** start Provided material **

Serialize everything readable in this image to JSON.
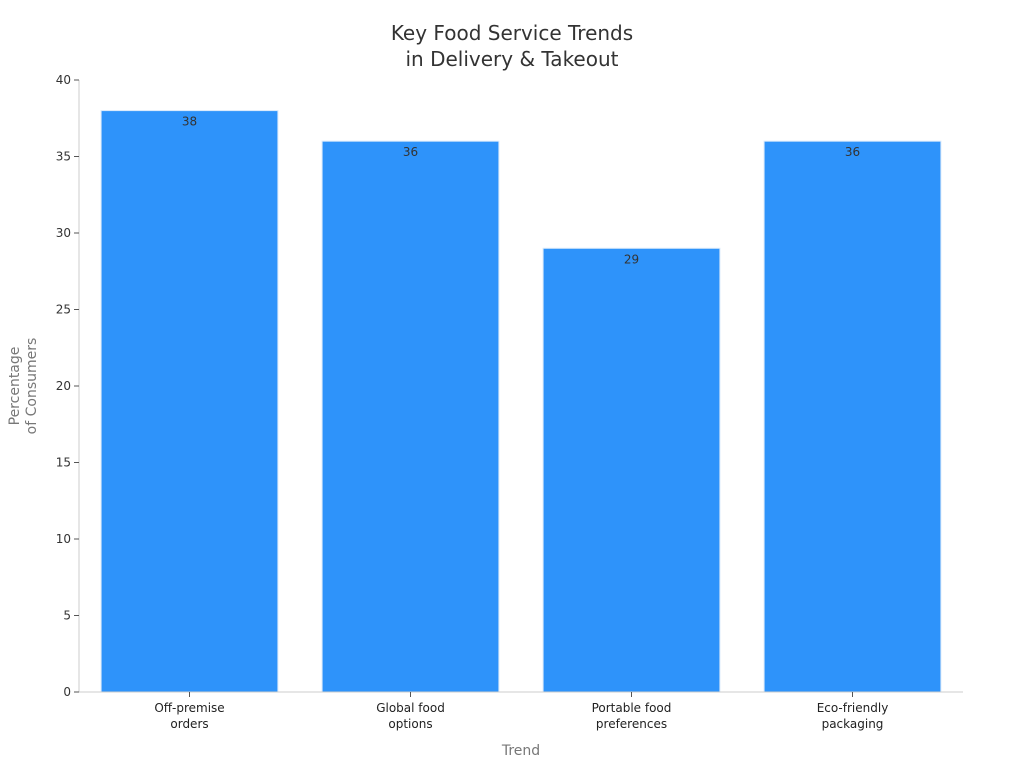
{
  "chart_data": {
    "type": "bar",
    "title_lines": [
      "Key Food Service Trends",
      "in Delivery & Takeout"
    ],
    "xlabel": "Trend",
    "ylabel_lines": [
      "Percentage",
      "of Consumers"
    ],
    "categories": [
      [
        "Off-premise",
        "orders"
      ],
      [
        "Global food",
        "options"
      ],
      [
        "Portable food",
        "preferences"
      ],
      [
        "Eco-friendly",
        "packaging"
      ]
    ],
    "values": [
      38,
      36,
      29,
      36
    ],
    "ylim": [
      0,
      40
    ],
    "yticks": [
      0,
      5,
      10,
      15,
      20,
      25,
      30,
      35,
      40
    ],
    "grid": false,
    "bar_color": "#2E93FA",
    "data_labels": true
  }
}
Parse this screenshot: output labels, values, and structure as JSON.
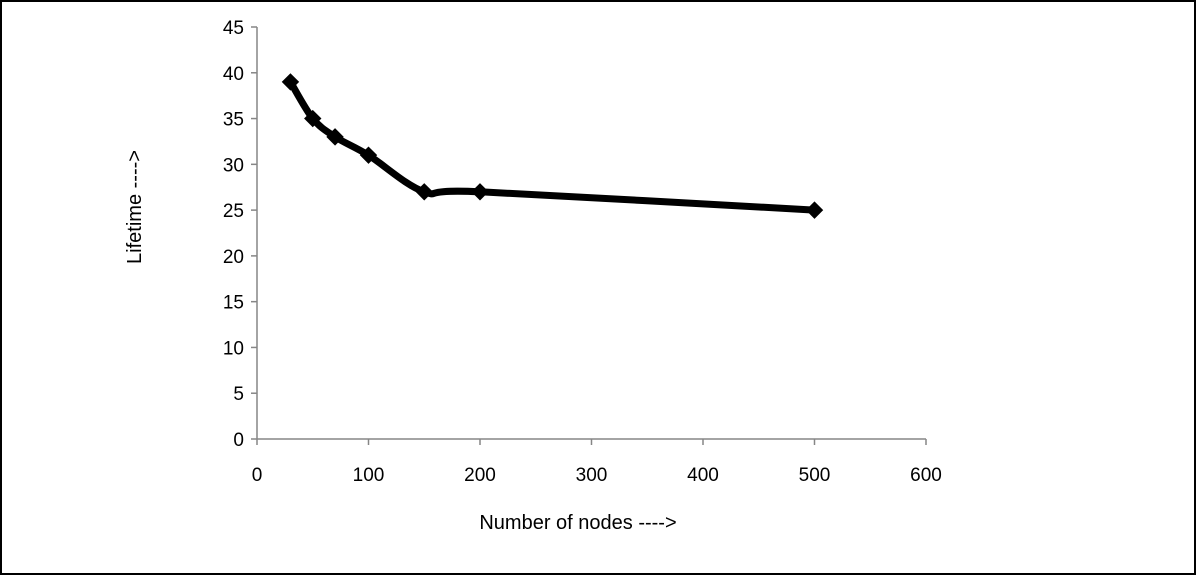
{
  "chart_data": {
    "type": "line",
    "xlabel": "Number of nodes ---->",
    "ylabel": "Lifetime ---->",
    "xlim": [
      0,
      600
    ],
    "ylim": [
      0,
      45
    ],
    "xticks": [
      "0",
      "100",
      "200",
      "300",
      "400",
      "500",
      "600"
    ],
    "yticks": [
      "0",
      "5",
      "10",
      "15",
      "20",
      "25",
      "30",
      "35",
      "40",
      "45"
    ],
    "grid": false,
    "legend": "none",
    "series": [
      {
        "x": [
          30,
          50,
          70,
          100,
          150,
          200,
          500
        ],
        "y": [
          39,
          35,
          33,
          31,
          27,
          27,
          25
        ],
        "marker": "diamond"
      }
    ],
    "colors": {
      "line": "#000000",
      "axis": "#868686",
      "border": "#000000"
    }
  }
}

** end Provided material **

_What the exercise asks_
Using the records above, output their complete text exactly, minus any images.

_Answer to this task_
Serialize everything readable in this image to JSON.
{
  "chart_data": {
    "type": "bar",
    "title_lines": [
      "Key Food Service Trends",
      "in Delivery & Takeout"
    ],
    "xlabel": "Trend",
    "ylabel_lines": [
      "Percentage",
      "of Consumers"
    ],
    "categories": [
      [
        "Off-premise",
        "orders"
      ],
      [
        "Global food",
        "options"
      ],
      [
        "Portable food",
        "preferences"
      ],
      [
        "Eco-friendly",
        "packaging"
      ]
    ],
    "values": [
      38,
      36,
      29,
      36
    ],
    "ylim": [
      0,
      40
    ],
    "yticks": [
      0,
      5,
      10,
      15,
      20,
      25,
      30,
      35,
      40
    ],
    "grid": false,
    "bar_color": "#2E93FA",
    "data_labels": true
  }
}
Parse this screenshot: output labels, values, and structure as JSON.
{
  "chart_data": {
    "type": "line",
    "xlabel": "Number of nodes ---->",
    "ylabel": "Lifetime ---->",
    "xlim": [
      0,
      600
    ],
    "ylim": [
      0,
      45
    ],
    "xticks": [
      "0",
      "100",
      "200",
      "300",
      "400",
      "500",
      "600"
    ],
    "yticks": [
      "0",
      "5",
      "10",
      "15",
      "20",
      "25",
      "30",
      "35",
      "40",
      "45"
    ],
    "grid": false,
    "legend": "none",
    "series": [
      {
        "x": [
          30,
          50,
          70,
          100,
          150,
          200,
          500
        ],
        "y": [
          39,
          35,
          33,
          31,
          27,
          27,
          25
        ],
        "marker": "diamond"
      }
    ],
    "colors": {
      "line": "#000000",
      "axis": "#868686",
      "border": "#000000"
    }
  }
}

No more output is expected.